• [Source passage]:
= Beginning of Section =

Materials and methods
Animals
Mice used in these experiments were (C57BL/6J ×CBA/ Ca)Fj (Gpi-1b/Gpi-1b) (AFRC colony bred from Bantin and Kingman stock), hereafter referred to as F1, 129/HD (Gpi-la/Gpi-la, dilute pink eyed from OLAC Ltd.) and CFLP outbred albino (Gpi-1a/Gpi-1a), bred from OLAC stock. Animals were housed in standard conditions with a 14 h light and 10 h dark lighting schedule.
To obtain fertilized 1-cell eggs and blastocysts, 3- to 4-week-old females were superovulated by injection of 7.5 i.u. pregnant mare’s serum (PMSG, Intervet Ltd., Cambridge, UK) followed 48 h later by an injection of 7.5 i.u. human chorionic gonadotrophin (hCG, Intervet), caged singly with stud males and checked for vaginal plugs the following morning; the day of finding the plug was designated day 1.
To obtain pseudopregnant recipients, naturally cycling mature F1 females were mated with vasectomized males of proven sterility.
Androgenones
Fertilized 1-cell eggs were collected from F1 females mated with 129/HD males 20h after hCG injection. Diploid AG eggs were constructed by nuclear transplantation (Magrath and Solter, 1983) using a Leitz micromanipulator, in phosphate-buffered medium (PB1) with 0.4% bovine serum albumin supplemented with 5 μgml-1 cytochalasin-B and 1.5 μgml-1 nocodazole (both from Sigma), using inactivated Sendai virus for membrane fusion (Barton et al. 1987). The 129/HD AG eggs (with F2 cytoplasm) were then cultured in T6 medium (Quinn et al. 1984; Howlett et al. 1987) with 0.4 % BSA under oil in a humidified atmosphere of 5 % CO2 at 37.8°C for 5 –6 days to the advanced blastocyst stage. The inner cell masses (ICMs) were isolated by immunosurgery (Solter and Knowles, 1975) and stored in separate drops of PB1 with 10% heat-inactivated fetal calf serum (FCS). A limited number of chimeras were also prepared with androgenetic ICMs derived from (C57BL/6 ×CBA)F2 blastocysts. These ICMs were introduced into CFLP outbred blastocysts.

= End of Section =

(Document layout analysis data)
= Beginning of Section =

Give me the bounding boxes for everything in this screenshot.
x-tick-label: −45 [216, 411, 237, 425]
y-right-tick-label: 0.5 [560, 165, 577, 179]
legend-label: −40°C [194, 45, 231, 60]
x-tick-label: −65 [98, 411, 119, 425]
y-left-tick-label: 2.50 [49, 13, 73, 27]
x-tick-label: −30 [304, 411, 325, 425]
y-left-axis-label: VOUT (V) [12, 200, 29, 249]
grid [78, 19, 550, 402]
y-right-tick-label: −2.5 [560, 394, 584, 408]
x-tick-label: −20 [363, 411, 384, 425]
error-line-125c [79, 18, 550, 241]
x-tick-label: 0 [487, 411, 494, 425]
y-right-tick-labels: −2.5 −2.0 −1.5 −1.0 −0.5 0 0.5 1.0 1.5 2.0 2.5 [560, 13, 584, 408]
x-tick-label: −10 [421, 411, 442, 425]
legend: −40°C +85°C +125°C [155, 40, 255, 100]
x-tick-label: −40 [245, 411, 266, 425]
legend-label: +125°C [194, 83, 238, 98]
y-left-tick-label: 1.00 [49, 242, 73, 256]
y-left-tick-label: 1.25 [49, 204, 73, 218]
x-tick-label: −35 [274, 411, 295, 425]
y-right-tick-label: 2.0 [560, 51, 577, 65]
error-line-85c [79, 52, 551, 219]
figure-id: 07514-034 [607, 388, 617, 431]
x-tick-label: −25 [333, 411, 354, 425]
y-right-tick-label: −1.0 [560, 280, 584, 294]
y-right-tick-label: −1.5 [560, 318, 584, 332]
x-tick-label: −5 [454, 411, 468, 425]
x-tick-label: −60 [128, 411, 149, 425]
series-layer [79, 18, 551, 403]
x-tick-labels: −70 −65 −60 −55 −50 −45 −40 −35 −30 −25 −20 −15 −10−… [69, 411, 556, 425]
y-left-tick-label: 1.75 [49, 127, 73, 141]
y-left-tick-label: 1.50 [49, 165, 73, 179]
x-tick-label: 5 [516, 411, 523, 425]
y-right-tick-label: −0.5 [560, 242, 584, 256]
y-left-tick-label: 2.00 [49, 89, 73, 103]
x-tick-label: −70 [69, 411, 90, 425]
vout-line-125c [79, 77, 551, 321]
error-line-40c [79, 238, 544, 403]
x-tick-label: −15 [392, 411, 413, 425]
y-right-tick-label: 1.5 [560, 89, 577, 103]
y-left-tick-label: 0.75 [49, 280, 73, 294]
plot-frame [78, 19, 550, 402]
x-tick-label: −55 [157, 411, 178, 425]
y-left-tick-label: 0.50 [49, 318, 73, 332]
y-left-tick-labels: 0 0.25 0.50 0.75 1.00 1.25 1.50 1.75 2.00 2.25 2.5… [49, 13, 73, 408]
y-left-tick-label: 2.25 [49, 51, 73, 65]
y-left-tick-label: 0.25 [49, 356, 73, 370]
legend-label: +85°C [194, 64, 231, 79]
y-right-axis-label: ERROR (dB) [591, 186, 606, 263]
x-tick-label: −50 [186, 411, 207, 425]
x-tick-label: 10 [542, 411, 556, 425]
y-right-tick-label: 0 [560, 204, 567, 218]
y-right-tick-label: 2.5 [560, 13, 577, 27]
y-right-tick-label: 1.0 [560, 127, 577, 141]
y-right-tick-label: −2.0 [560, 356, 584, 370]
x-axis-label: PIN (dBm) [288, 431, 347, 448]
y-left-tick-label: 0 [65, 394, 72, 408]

= End of Section =

Answer these questions from the materials and methods text:
1. What lighting schedule were the animals housed under?
2. How many hours after hCG injection were the fertilized 1-cell eggs collected from F1 females?
3. What was used for membrane fusion during nuclear transplantation?

1. 14 h light and 10 h dark.
2. 20 hours.
3. Inactivated Sendai virus.